** START OF RECORDS SHOWN **

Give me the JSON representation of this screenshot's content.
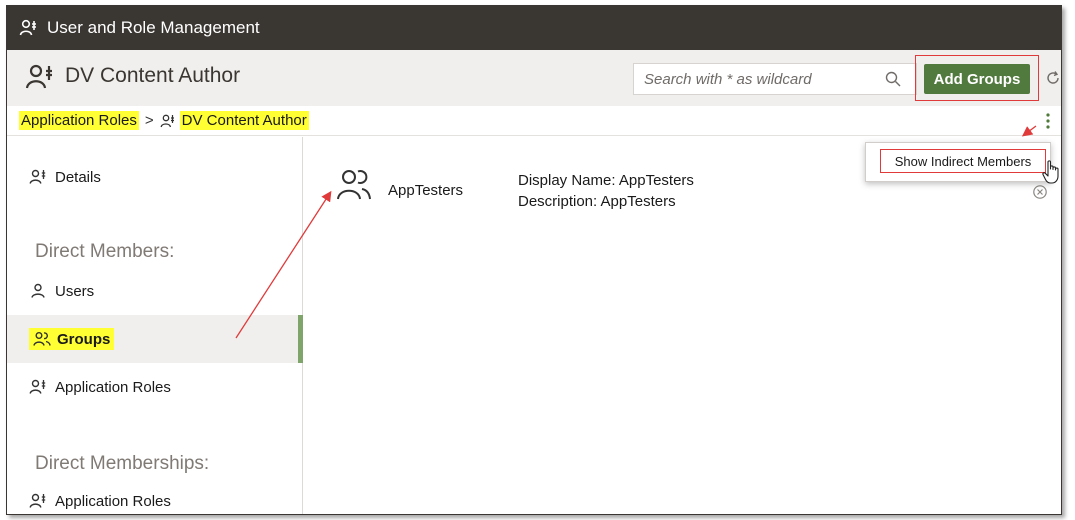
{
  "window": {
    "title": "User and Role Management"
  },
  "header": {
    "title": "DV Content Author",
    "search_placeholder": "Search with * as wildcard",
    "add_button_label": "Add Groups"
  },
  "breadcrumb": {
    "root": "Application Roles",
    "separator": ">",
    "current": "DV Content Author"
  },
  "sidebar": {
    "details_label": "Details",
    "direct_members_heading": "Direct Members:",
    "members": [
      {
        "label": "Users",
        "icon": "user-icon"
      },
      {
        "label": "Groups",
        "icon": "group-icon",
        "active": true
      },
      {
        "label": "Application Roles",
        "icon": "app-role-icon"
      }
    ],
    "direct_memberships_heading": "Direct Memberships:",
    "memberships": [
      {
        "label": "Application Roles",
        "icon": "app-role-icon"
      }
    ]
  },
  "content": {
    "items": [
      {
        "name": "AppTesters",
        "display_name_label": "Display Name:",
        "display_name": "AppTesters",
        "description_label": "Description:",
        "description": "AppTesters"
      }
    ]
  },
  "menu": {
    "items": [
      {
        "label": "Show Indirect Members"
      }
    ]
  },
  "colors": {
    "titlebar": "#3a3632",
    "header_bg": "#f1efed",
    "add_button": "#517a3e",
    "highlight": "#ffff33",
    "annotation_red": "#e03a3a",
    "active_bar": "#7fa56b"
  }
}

** END OF RECORDS SHOWN **

_WHAT THE EXERCISE ASKS_.
Give every record again exactly, apart from the pictures, which stay out.

_EXERCISE RESPONSE_.
Give me the JSON representation of this screenshot's content.
{
  "window": {
    "title": "User and Role Management"
  },
  "header": {
    "title": "DV Content Author",
    "search_placeholder": "Search with * as wildcard",
    "add_button_label": "Add Groups"
  },
  "breadcrumb": {
    "root": "Application Roles",
    "separator": ">",
    "current": "DV Content Author"
  },
  "sidebar": {
    "details_label": "Details",
    "direct_members_heading": "Direct Members:",
    "members": [
      {
        "label": "Users",
        "icon": "user-icon"
      },
      {
        "label": "Groups",
        "icon": "group-icon",
        "active": true
      },
      {
        "label": "Application Roles",
        "icon": "app-role-icon"
      }
    ],
    "direct_memberships_heading": "Direct Memberships:",
    "memberships": [
      {
        "label": "Application Roles",
        "icon": "app-role-icon"
      }
    ]
  },
  "content": {
    "items": [
      {
        "name": "AppTesters",
        "display_name_label": "Display Name:",
        "display_name": "AppTesters",
        "description_label": "Description:",
        "description": "AppTesters"
      }
    ]
  },
  "menu": {
    "items": [
      {
        "label": "Show Indirect Members"
      }
    ]
  },
  "colors": {
    "titlebar": "#3a3632",
    "header_bg": "#f1efed",
    "add_button": "#517a3e",
    "highlight": "#ffff33",
    "annotation_red": "#e03a3a",
    "active_bar": "#7fa56b"
  }
}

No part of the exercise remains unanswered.